> _Task details_: Output all of the entries below precisely as written.

> _Source data_:
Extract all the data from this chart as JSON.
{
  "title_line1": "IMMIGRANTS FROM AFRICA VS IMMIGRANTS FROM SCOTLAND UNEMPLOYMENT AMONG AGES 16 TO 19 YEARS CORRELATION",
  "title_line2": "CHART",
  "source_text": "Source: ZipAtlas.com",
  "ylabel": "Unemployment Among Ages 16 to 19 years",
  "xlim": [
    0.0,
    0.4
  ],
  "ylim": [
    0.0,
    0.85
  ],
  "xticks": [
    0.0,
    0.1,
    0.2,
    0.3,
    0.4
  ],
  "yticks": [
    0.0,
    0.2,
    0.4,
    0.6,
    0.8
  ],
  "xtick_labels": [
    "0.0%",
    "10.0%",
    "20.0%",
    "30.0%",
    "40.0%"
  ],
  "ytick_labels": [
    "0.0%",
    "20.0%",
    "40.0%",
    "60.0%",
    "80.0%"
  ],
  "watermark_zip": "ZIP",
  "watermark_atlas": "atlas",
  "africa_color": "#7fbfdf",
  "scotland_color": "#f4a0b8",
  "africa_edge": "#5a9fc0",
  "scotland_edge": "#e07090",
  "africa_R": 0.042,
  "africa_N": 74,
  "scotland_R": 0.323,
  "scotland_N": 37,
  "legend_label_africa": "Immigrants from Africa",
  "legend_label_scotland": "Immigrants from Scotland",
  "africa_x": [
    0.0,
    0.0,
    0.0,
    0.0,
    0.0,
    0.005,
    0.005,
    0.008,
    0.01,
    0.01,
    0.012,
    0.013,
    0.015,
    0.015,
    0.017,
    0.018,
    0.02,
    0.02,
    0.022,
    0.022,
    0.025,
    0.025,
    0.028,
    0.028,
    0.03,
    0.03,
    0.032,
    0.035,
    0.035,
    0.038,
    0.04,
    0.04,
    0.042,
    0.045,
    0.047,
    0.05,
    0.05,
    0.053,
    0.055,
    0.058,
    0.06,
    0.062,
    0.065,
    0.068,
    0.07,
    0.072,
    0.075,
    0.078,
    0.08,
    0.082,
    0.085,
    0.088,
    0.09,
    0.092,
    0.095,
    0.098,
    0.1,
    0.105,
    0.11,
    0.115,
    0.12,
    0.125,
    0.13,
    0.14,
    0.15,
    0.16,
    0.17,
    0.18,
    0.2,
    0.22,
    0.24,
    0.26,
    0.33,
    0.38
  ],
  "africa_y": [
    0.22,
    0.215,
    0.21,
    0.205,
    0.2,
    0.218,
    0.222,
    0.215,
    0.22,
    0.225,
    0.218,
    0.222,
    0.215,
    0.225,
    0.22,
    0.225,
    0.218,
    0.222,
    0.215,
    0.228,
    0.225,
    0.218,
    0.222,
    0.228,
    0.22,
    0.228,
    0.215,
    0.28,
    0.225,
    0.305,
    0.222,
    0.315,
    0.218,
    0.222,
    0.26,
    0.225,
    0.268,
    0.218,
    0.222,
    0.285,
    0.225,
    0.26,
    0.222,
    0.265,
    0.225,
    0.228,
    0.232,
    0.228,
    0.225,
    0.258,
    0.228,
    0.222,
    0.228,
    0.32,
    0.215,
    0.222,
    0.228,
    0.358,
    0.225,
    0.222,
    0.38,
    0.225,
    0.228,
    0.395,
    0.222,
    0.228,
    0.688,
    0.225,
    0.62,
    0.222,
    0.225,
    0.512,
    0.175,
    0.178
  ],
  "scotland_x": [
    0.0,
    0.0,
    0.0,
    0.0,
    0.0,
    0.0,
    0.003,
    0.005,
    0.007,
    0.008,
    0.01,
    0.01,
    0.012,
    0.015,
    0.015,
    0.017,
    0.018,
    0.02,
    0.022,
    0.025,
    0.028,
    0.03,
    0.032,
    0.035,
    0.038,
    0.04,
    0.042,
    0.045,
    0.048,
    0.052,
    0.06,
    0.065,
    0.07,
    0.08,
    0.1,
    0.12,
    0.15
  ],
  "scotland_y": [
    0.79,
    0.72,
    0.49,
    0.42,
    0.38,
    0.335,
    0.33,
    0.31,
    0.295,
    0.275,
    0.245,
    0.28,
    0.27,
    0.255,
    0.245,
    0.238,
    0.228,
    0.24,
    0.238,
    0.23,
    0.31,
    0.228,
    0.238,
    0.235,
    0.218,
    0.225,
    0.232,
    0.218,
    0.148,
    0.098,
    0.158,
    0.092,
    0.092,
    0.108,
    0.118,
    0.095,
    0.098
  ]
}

> _Exercise result_:
Extract all the data from this chart as JSON.
{
  "title_line1": "IMMIGRANTS FROM AFRICA VS IMMIGRANTS FROM SCOTLAND UNEMPLOYMENT AMONG AGES 16 TO 19 YEARS CORRELATION",
  "title_line2": "CHART",
  "source_text": "Source: ZipAtlas.com",
  "ylabel": "Unemployment Among Ages 16 to 19 years",
  "xlim": [
    0.0,
    0.4
  ],
  "ylim": [
    0.0,
    0.85
  ],
  "xticks": [
    0.0,
    0.1,
    0.2,
    0.3,
    0.4
  ],
  "yticks": [
    0.0,
    0.2,
    0.4,
    0.6,
    0.8
  ],
  "xtick_labels": [
    "0.0%",
    "10.0%",
    "20.0%",
    "30.0%",
    "40.0%"
  ],
  "ytick_labels": [
    "0.0%",
    "20.0%",
    "40.0%",
    "60.0%",
    "80.0%"
  ],
  "watermark_zip": "ZIP",
  "watermark_atlas": "atlas",
  "africa_color": "#7fbfdf",
  "scotland_color": "#f4a0b8",
  "africa_edge": "#5a9fc0",
  "scotland_edge": "#e07090",
  "africa_R": 0.042,
  "africa_N": 74,
  "scotland_R": 0.323,
  "scotland_N": 37,
  "legend_label_africa": "Immigrants from Africa",
  "legend_label_scotland": "Immigrants from Scotland",
  "africa_x": [
    0.0,
    0.0,
    0.0,
    0.0,
    0.0,
    0.005,
    0.005,
    0.008,
    0.01,
    0.01,
    0.012,
    0.013,
    0.015,
    0.015,
    0.017,
    0.018,
    0.02,
    0.02,
    0.022,
    0.022,
    0.025,
    0.025,
    0.028,
    0.028,
    0.03,
    0.03,
    0.032,
    0.035,
    0.035,
    0.038,
    0.04,
    0.04,
    0.042,
    0.045,
    0.047,
    0.05,
    0.05,
    0.053,
    0.055,
    0.058,
    0.06,
    0.062,
    0.065,
    0.068,
    0.07,
    0.072,
    0.075,
    0.078,
    0.08,
    0.082,
    0.085,
    0.088,
    0.09,
    0.092,
    0.095,
    0.098,
    0.1,
    0.105,
    0.11,
    0.115,
    0.12,
    0.125,
    0.13,
    0.14,
    0.15,
    0.16,
    0.17,
    0.18,
    0.2,
    0.22,
    0.24,
    0.26,
    0.33,
    0.38
  ],
  "africa_y": [
    0.22,
    0.215,
    0.21,
    0.205,
    0.2,
    0.218,
    0.222,
    0.215,
    0.22,
    0.225,
    0.218,
    0.222,
    0.215,
    0.225,
    0.22,
    0.225,
    0.218,
    0.222,
    0.215,
    0.228,
    0.225,
    0.218,
    0.222,
    0.228,
    0.22,
    0.228,
    0.215,
    0.28,
    0.225,
    0.305,
    0.222,
    0.315,
    0.218,
    0.222,
    0.26,
    0.225,
    0.268,
    0.218,
    0.222,
    0.285,
    0.225,
    0.26,
    0.222,
    0.265,
    0.225,
    0.228,
    0.232,
    0.228,
    0.225,
    0.258,
    0.228,
    0.222,
    0.228,
    0.32,
    0.215,
    0.222,
    0.228,
    0.358,
    0.225,
    0.222,
    0.38,
    0.225,
    0.228,
    0.395,
    0.222,
    0.228,
    0.688,
    0.225,
    0.62,
    0.222,
    0.225,
    0.512,
    0.175,
    0.178
  ],
  "scotland_x": [
    0.0,
    0.0,
    0.0,
    0.0,
    0.0,
    0.0,
    0.003,
    0.005,
    0.007,
    0.008,
    0.01,
    0.01,
    0.012,
    0.015,
    0.015,
    0.017,
    0.018,
    0.02,
    0.022,
    0.025,
    0.028,
    0.03,
    0.032,
    0.035,
    0.038,
    0.04,
    0.042,
    0.045,
    0.048,
    0.052,
    0.06,
    0.065,
    0.07,
    0.08,
    0.1,
    0.12,
    0.15
  ],
  "scotland_y": [
    0.79,
    0.72,
    0.49,
    0.42,
    0.38,
    0.335,
    0.33,
    0.31,
    0.295,
    0.275,
    0.245,
    0.28,
    0.27,
    0.255,
    0.245,
    0.238,
    0.228,
    0.24,
    0.238,
    0.23,
    0.31,
    0.228,
    0.238,
    0.235,
    0.218,
    0.225,
    0.232,
    0.218,
    0.148,
    0.098,
    0.158,
    0.092,
    0.092,
    0.108,
    0.118,
    0.095,
    0.098
  ]
}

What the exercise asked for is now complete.